Work to complete>
Repeat the material in full. Keep every line exactly as it is.

[Figure collection entries]
** Start **

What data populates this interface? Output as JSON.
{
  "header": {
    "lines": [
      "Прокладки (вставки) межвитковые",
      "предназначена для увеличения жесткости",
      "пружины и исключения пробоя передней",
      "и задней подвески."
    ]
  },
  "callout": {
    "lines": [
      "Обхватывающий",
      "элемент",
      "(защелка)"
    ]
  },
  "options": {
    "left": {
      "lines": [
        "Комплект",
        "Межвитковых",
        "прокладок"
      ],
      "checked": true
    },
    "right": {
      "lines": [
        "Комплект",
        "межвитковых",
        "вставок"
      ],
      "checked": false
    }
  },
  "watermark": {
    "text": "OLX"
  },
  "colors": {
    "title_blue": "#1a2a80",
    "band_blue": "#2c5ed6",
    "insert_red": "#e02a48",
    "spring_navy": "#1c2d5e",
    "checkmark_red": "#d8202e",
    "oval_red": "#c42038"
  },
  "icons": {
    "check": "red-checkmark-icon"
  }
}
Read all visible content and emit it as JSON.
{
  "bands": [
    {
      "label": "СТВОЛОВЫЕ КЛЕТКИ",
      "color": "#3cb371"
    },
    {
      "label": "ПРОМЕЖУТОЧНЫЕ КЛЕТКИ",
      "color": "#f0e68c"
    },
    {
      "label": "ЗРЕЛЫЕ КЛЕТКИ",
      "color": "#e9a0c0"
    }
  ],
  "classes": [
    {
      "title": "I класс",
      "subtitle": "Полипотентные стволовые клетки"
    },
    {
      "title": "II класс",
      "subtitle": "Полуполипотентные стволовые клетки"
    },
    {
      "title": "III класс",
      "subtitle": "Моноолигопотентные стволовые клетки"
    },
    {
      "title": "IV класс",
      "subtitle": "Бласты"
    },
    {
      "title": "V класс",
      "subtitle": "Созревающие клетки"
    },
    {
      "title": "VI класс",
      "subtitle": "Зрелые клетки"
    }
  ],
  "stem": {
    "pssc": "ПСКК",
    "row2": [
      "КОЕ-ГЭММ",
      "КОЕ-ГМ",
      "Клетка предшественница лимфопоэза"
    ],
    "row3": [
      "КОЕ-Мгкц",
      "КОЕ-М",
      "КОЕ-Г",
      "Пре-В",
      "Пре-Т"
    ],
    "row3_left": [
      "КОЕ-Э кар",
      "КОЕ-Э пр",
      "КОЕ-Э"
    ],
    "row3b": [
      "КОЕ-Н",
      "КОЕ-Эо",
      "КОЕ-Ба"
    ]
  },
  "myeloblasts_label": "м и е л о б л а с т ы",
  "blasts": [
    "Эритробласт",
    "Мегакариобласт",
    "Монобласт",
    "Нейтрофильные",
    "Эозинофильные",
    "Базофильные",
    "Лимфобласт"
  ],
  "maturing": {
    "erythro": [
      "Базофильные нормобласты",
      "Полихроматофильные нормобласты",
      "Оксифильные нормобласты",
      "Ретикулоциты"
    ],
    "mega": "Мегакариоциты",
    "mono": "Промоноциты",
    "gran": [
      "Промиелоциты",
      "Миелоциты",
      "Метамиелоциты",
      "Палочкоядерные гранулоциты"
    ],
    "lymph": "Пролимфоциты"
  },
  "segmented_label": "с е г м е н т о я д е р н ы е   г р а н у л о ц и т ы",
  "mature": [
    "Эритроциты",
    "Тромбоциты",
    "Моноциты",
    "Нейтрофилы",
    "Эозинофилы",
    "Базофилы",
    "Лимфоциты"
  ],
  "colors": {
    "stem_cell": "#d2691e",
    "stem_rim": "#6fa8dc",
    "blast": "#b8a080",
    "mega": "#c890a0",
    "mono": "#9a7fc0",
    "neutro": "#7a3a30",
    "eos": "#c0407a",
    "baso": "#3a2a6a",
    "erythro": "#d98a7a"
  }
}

** End **

Correct output>
What data populates this interface? Output as JSON.
{
  "header": {
    "lines": [
      "Прокладки (вставки) межвитковые",
      "предназначена для увеличения жесткости",
      "пружины и исключения пробоя передней",
      "и задней подвески."
    ]
  },
  "callout": {
    "lines": [
      "Обхватывающий",
      "элемент",
      "(защелка)"
    ]
  },
  "options": {
    "left": {
      "lines": [
        "Комплект",
        "Межвитковых",
        "прокладок"
      ],
      "checked": true
    },
    "right": {
      "lines": [
        "Комплект",
        "межвитковых",
        "вставок"
      ],
      "checked": false
    }
  },
  "watermark": {
    "text": "OLX"
  },
  "colors": {
    "title_blue": "#1a2a80",
    "band_blue": "#2c5ed6",
    "insert_red": "#e02a48",
    "spring_navy": "#1c2d5e",
    "checkmark_red": "#d8202e",
    "oval_red": "#c42038"
  },
  "icons": {
    "check": "red-checkmark-icon"
  }
}
Read all visible content and emit it as JSON.
{
  "bands": [
    {
      "label": "СТВОЛОВЫЕ КЛЕТКИ",
      "color": "#3cb371"
    },
    {
      "label": "ПРОМЕЖУТОЧНЫЕ КЛЕТКИ",
      "color": "#f0e68c"
    },
    {
      "label": "ЗРЕЛЫЕ КЛЕТКИ",
      "color": "#e9a0c0"
    }
  ],
  "classes": [
    {
      "title": "I класс",
      "subtitle": "Полипотентные стволовые клетки"
    },
    {
      "title": "II класс",
      "subtitle": "Полуполипотентные стволовые клетки"
    },
    {
      "title": "III класс",
      "subtitle": "Моноолигопотентные стволовые клетки"
    },
    {
      "title": "IV класс",
      "subtitle": "Бласты"
    },
    {
      "title": "V класс",
      "subtitle": "Созревающие клетки"
    },
    {
      "title": "VI класс",
      "subtitle": "Зрелые клетки"
    }
  ],
  "stem": {
    "pssc": "ПСКК",
    "row2": [
      "КОЕ-ГЭММ",
      "КОЕ-ГМ",
      "Клетка предшественница лимфопоэза"
    ],
    "row3": [
      "КОЕ-Мгкц",
      "КОЕ-М",
      "КОЕ-Г",
      "Пре-В",
      "Пре-Т"
    ],
    "row3_left": [
      "КОЕ-Э кар",
      "КОЕ-Э пр",
      "КОЕ-Э"
    ],
    "row3b": [
      "КОЕ-Н",
      "КОЕ-Эо",
      "КОЕ-Ба"
    ]
  },
  "myeloblasts_label": "м и е л о б л а с т ы",
  "blasts": [
    "Эритробласт",
    "Мегакариобласт",
    "Монобласт",
    "Нейтрофильные",
    "Эозинофильные",
    "Базофильные",
    "Лимфобласт"
  ],
  "maturing": {
    "erythro": [
      "Базофильные нормобласты",
      "Полихроматофильные нормобласты",
      "Оксифильные нормобласты",
      "Ретикулоциты"
    ],
    "mega": "Мегакариоциты",
    "mono": "Промоноциты",
    "gran": [
      "Промиелоциты",
      "Миелоциты",
      "Метамиелоциты",
      "Палочкоядерные гранулоциты"
    ],
    "lymph": "Пролимфоциты"
  },
  "segmented_label": "с е г м е н т о я д е р н ы е   г р а н у л о ц и т ы",
  "mature": [
    "Эритроциты",
    "Тромбоциты",
    "Моноциты",
    "Нейтрофилы",
    "Эозинофилы",
    "Базофилы",
    "Лимфоциты"
  ],
  "colors": {
    "stem_cell": "#d2691e",
    "stem_rim": "#6fa8dc",
    "blast": "#b8a080",
    "mega": "#c890a0",
    "mono": "#9a7fc0",
    "neutro": "#7a3a30",
    "eos": "#c0407a",
    "baso": "#3a2a6a",
    "erythro": "#d98a7a"
  }
}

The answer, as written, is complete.